So Lee wins Gettysburg...

There would never have been a drive on Washington after Gettysburg because Lee never intended it in the first place. If he won at Gettysburg he’d have continued his operational plan.

The idea was to drive north to Harrisburg and cut the rail network thus splitting the north in two. Only then would it be feasible to box in the Army of the Potomac to be chopped up piecemeal.

So the Mississippi falls and the south is cut in two, then Harrisburg falls and the north is cut in two. Stalemate. The war goes on with no end in sight and the north has had enough.

Remember, northern victories in the west mean much less than a precarious position in the east as there is much more ground to cover in the west and it would take quite some time to destroy the southern interior. On the other hand, being cut off in the east leads to rather quick and decisive actions with immediate consequences.

No, this would not have been possible. Around Vicksburg was a horrid morass of a swamp. Grant would have been resupplied by the river, while any confederate army sent against him could not possibly have carried the supplies it needed. Moreover, it would have taken months to send sufficient troops to Vicksburg, they would still have been outnumbered, and going against a fresh, reinforced, and dug-in union position. Meanwhile, it is certain that Grant would have been sent to the Eastern theater, wher he would (as he did) begin to rejuvenate and reinforce his troops.

But the fact is, Lee could not have won Gettysburg. I don’t like the “historical inevitability” idea, but in this case the logistics speak for themselves: His army simply could not sustain itself. Lee couldn’t reinforce his army, he himself was sick and distracted and dog-tired, the Union was in a better position to attack him, and knew his exact plans (odd note, two future presidents found a copy of Lee’s battle plan and turned it over to their commanders in the Federal Army). Lee was really lucky that on his march to gettysburg, Harper’s ferry was guarded by a drunken idiot of a commander who destroyed his own chance of defense. Otherwise Lee would have ben caught between the town and the Union army.

Lee could not posisbly have made a dent in the Union defenses around Washington - they would not have even tried.

simplee is exactly right (and welcome aboard!). All the speculation here that Lee would have moved on Washington just ain’t right.

The goal was never to sack or occupy Washington City. The goal was to damage the Union Army, destroy the Pennsylvania rail network and (if possible) occupy Harrisburg, Lancaster, Reading or even Philadelphia.

With those goals accomplished the CSA could petition again to France and England for recognition and help in breaking the Union blockade of southern ports. That would have gotten the job done fairly easily.

Small nitpick for which I’m ashamed: xtisme mentions Turtledove’s Great War series as having branched at Gettysburg. In fact it branches a year earlier when McClellan doesn’t find a copy of Lee’s Special Order 191 (I think that’s the number) and thus never defeats Lee at Antietam. Instead Lee and Jackson break the Union army near Camp Hill, PA.

Sorry about that.

Then the troops defending Washington come out of their forts, drive back the weakened, out of supply Army of Northern Virginia, and repair the breached railroad.

Description of the task >> Resume the discussion above about a Confederate win at Gettysburg, starting after its last post.

Record excerpts >>

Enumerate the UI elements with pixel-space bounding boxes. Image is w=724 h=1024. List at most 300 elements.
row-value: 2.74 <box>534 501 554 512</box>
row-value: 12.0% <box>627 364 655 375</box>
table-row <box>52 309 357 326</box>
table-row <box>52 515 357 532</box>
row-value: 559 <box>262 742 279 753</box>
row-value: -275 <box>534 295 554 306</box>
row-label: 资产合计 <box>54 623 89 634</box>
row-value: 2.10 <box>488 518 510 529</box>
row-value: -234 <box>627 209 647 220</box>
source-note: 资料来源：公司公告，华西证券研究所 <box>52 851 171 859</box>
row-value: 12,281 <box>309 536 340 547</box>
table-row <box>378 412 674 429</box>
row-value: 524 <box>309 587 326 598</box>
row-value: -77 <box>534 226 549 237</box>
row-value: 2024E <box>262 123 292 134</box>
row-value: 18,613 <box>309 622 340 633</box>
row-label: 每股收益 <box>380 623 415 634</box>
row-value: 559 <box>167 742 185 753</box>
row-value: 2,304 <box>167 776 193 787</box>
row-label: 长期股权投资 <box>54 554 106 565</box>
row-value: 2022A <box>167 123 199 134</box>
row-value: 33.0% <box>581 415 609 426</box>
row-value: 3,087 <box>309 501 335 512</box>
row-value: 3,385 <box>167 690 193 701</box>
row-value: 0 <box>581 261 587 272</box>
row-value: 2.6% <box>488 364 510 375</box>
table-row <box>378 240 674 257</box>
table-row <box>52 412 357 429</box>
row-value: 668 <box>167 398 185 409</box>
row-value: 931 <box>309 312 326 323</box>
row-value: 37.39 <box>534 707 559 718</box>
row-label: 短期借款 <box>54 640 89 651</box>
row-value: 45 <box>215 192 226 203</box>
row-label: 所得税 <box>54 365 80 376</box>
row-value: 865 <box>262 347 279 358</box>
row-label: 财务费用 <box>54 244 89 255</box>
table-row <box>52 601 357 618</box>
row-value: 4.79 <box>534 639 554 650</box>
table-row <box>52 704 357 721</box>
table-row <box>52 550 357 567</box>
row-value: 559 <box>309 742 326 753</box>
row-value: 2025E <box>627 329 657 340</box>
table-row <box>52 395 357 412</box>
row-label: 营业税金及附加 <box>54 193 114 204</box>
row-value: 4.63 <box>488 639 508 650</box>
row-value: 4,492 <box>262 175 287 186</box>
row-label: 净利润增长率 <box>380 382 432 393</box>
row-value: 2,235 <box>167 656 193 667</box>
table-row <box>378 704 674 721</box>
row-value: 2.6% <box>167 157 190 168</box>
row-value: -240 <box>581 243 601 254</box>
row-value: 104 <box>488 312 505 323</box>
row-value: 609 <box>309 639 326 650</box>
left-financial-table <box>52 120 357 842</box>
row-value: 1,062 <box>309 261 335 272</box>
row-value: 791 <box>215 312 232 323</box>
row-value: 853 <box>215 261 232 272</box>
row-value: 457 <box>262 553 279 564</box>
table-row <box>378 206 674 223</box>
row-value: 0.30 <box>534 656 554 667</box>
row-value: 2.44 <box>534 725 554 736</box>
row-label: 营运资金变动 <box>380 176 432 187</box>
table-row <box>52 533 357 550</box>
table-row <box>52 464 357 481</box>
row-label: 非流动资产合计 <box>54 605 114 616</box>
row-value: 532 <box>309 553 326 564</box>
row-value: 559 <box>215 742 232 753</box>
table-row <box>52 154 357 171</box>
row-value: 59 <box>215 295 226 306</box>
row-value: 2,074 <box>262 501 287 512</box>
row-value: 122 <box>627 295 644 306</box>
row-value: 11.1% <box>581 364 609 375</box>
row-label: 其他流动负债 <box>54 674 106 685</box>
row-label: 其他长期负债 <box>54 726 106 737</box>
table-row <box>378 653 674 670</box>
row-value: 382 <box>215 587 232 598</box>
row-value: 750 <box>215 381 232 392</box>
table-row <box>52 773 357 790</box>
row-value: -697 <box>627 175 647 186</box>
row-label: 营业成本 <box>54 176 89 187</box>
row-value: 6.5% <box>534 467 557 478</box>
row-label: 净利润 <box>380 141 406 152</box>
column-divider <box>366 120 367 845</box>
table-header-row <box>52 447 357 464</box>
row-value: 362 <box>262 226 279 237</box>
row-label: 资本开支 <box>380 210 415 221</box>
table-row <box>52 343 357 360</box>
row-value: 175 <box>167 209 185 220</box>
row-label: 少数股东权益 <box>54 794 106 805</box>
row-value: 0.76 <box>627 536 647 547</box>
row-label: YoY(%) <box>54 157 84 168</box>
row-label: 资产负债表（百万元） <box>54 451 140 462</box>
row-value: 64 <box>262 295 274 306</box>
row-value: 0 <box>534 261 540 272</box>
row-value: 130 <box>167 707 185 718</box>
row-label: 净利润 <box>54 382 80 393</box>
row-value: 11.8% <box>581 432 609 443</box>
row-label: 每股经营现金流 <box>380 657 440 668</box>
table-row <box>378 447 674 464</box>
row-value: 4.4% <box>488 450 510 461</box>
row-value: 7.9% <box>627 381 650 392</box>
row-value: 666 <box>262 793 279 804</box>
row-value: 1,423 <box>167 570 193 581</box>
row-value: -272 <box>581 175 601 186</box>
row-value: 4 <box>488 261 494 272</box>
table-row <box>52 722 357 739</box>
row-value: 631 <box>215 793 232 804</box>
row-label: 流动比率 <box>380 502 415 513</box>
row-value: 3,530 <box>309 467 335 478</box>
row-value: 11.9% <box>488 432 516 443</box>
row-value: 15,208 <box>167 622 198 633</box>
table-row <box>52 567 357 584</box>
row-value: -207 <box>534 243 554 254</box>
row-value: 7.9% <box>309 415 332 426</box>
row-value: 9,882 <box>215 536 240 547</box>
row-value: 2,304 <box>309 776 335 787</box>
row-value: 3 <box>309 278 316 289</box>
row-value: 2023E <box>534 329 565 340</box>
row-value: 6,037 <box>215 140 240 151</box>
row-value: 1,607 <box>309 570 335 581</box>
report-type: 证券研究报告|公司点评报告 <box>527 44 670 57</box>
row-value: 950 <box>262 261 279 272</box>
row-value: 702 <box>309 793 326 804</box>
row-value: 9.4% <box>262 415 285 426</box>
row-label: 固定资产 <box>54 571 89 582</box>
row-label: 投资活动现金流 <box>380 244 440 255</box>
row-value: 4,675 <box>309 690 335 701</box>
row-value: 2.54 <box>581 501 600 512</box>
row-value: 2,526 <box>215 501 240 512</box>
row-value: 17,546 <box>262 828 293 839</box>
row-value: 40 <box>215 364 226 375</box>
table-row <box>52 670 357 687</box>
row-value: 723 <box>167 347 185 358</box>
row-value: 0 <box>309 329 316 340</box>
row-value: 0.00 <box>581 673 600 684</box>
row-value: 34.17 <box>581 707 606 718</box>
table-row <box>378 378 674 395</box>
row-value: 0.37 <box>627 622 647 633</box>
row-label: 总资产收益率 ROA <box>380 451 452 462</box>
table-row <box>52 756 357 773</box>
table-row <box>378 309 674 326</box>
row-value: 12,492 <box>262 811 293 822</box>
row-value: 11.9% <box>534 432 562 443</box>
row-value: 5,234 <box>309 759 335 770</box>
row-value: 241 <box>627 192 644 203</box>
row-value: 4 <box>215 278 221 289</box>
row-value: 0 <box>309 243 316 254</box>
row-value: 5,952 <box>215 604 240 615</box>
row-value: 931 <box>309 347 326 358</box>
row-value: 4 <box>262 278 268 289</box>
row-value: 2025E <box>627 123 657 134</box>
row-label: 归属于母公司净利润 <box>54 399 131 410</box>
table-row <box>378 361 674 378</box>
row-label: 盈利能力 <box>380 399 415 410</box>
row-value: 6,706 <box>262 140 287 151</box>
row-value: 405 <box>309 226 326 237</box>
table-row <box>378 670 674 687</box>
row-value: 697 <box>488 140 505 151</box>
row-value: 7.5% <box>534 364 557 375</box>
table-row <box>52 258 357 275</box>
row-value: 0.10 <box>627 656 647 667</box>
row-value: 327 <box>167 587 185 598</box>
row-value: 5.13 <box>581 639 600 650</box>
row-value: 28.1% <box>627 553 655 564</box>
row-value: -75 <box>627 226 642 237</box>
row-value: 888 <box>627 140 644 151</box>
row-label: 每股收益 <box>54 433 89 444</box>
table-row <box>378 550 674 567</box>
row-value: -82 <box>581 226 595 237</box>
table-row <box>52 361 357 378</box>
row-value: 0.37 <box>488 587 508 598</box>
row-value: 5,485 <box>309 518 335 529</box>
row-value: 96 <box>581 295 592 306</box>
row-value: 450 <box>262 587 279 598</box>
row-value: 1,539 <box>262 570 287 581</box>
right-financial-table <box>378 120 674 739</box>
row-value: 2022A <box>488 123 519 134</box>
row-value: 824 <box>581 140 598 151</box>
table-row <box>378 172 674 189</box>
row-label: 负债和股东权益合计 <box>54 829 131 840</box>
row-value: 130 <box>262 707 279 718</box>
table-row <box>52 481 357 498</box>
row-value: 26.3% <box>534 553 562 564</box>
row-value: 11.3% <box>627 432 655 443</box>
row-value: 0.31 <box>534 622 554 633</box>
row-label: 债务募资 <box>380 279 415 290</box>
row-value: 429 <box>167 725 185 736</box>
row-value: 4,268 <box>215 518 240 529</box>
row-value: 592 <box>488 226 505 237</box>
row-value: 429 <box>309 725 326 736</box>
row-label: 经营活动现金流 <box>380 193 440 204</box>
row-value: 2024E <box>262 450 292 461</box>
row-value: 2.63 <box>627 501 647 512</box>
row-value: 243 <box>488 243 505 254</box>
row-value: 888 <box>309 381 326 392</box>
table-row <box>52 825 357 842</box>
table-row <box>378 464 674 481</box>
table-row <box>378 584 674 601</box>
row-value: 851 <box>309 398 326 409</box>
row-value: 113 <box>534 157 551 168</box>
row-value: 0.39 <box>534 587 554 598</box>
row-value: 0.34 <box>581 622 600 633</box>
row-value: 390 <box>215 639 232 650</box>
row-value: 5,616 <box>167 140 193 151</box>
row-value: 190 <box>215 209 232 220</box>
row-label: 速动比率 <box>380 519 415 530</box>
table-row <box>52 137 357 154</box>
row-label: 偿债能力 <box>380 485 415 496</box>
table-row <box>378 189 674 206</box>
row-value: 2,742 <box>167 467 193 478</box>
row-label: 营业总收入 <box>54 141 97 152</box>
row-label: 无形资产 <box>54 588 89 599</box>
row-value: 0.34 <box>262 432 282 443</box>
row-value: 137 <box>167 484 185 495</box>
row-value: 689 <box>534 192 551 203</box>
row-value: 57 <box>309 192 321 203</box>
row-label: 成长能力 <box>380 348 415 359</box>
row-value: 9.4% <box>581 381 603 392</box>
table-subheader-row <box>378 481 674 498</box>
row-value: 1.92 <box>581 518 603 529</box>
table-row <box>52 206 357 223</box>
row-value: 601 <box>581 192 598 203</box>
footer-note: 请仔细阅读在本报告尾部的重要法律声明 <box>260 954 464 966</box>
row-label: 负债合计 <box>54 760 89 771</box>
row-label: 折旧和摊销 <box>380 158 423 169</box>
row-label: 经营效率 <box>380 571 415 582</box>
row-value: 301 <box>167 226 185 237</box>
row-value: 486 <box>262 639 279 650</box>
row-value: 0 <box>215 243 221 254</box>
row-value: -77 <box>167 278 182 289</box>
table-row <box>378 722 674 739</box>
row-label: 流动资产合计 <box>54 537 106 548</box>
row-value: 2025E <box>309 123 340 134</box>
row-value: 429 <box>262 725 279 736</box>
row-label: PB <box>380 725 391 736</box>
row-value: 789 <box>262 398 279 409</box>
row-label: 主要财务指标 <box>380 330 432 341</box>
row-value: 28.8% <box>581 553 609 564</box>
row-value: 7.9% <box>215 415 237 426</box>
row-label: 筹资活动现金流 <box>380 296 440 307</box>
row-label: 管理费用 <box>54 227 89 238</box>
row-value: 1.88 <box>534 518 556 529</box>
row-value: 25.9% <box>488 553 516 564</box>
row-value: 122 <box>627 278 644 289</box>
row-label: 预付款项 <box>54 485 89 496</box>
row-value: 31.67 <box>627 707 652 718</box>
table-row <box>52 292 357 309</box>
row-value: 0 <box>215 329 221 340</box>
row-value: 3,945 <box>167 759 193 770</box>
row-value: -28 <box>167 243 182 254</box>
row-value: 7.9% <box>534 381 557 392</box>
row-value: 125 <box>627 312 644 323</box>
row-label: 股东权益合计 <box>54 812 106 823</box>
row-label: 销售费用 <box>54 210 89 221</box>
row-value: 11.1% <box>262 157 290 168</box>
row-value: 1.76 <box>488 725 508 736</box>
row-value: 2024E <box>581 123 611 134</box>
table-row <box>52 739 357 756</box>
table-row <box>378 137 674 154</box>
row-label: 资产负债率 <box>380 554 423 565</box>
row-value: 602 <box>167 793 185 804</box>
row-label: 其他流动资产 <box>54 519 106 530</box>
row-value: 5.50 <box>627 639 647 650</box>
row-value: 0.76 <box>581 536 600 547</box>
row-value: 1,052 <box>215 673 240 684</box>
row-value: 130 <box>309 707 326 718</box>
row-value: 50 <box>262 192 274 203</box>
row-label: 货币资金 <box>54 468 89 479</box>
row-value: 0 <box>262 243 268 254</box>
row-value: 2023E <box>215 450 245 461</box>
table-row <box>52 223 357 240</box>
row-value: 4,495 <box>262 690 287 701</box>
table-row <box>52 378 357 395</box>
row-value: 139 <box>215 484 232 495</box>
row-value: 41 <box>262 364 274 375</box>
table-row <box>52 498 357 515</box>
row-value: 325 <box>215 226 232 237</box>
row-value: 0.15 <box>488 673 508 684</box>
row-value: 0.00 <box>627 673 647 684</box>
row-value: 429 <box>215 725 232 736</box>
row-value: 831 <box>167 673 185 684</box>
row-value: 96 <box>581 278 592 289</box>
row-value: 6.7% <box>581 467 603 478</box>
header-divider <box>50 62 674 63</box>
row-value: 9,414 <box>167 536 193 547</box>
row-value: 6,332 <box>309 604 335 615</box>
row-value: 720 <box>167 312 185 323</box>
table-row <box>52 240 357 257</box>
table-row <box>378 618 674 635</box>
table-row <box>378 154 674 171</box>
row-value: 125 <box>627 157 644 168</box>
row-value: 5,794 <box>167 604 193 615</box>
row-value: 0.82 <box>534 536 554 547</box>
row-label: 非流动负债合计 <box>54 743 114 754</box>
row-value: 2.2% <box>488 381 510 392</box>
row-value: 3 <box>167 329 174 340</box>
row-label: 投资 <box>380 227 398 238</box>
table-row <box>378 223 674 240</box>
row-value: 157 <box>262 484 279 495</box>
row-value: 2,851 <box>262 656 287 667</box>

Result of this exercise >>
From Jonathan Chance

No, you are right Jonathan. I was merely saying that the decisive battle at Gettysburg had the South routing the North and thus changing the course of history. The actual branch was earlier as you mentioned. I didn’t want to get into all the details of the book (I also left out the details of how the South won, what they did afterward, etc), as some might enjoy reading alternative history. I’m also no expert on the Civil War unfortunately, so I don’t have as much to contribute to this discussion as I’d like unfortunately. I think its a facinating thread though and hope it keeps going for a while…I love ‘what ifs’.

Reguards,
XT

A few random thoughts. First, the thought that Picket’s charge was anything other than bloody folly is nonsense. As others have pointed out, if Fredericksburg and Cold Harbor (which Grant later admitted was his biggest mistake) are roundly viewed as senseless slaughter, I wonder why so many want to give Lee a pass on it. The Union soldiers had occupied that ground behind stone wall for two days and had interior lines of communication. This seems like more than hindsight would tell one that was a bad call.
Nor do I believe that a Confederate victory at Gettysburg means an end to the war. Cleary the policics and military end are tied together. As Clauswicz states, “war is a continuation of politics by other means.” One can’t be separated from the other. The union had been winning battles in the South on and off (O.K. more “off” than “on”) for two years, and the Confederacy didn’t throw their hands up and give up after the first loss. Although the Union political situation was more precarious, it wasn’t in that precarious. The Union victory at Vicksburg could have negated much of the harm done by yet another loss by the Union army at the hands of Lee…yawn. Even after a day three victory by Lee, his army would not have been in any shape to continue prancing around the North, destroying anything.

Troops defending Washington? You mean the 8th corps that was garrisoned there? Or do you mean Meades army?

Meade was capable but he was no Grant (not even a Joe Hooker). Heck, he barely hung on at Gettysburg without the pressure of attack and sitting on terrific real estate.

A win at Gettysburg gives Lee the strategic initiative and when Lee is allowed to choose the field of battle there’s not much of a chance of Meade defeating him (especially when replacements can’t be railed in).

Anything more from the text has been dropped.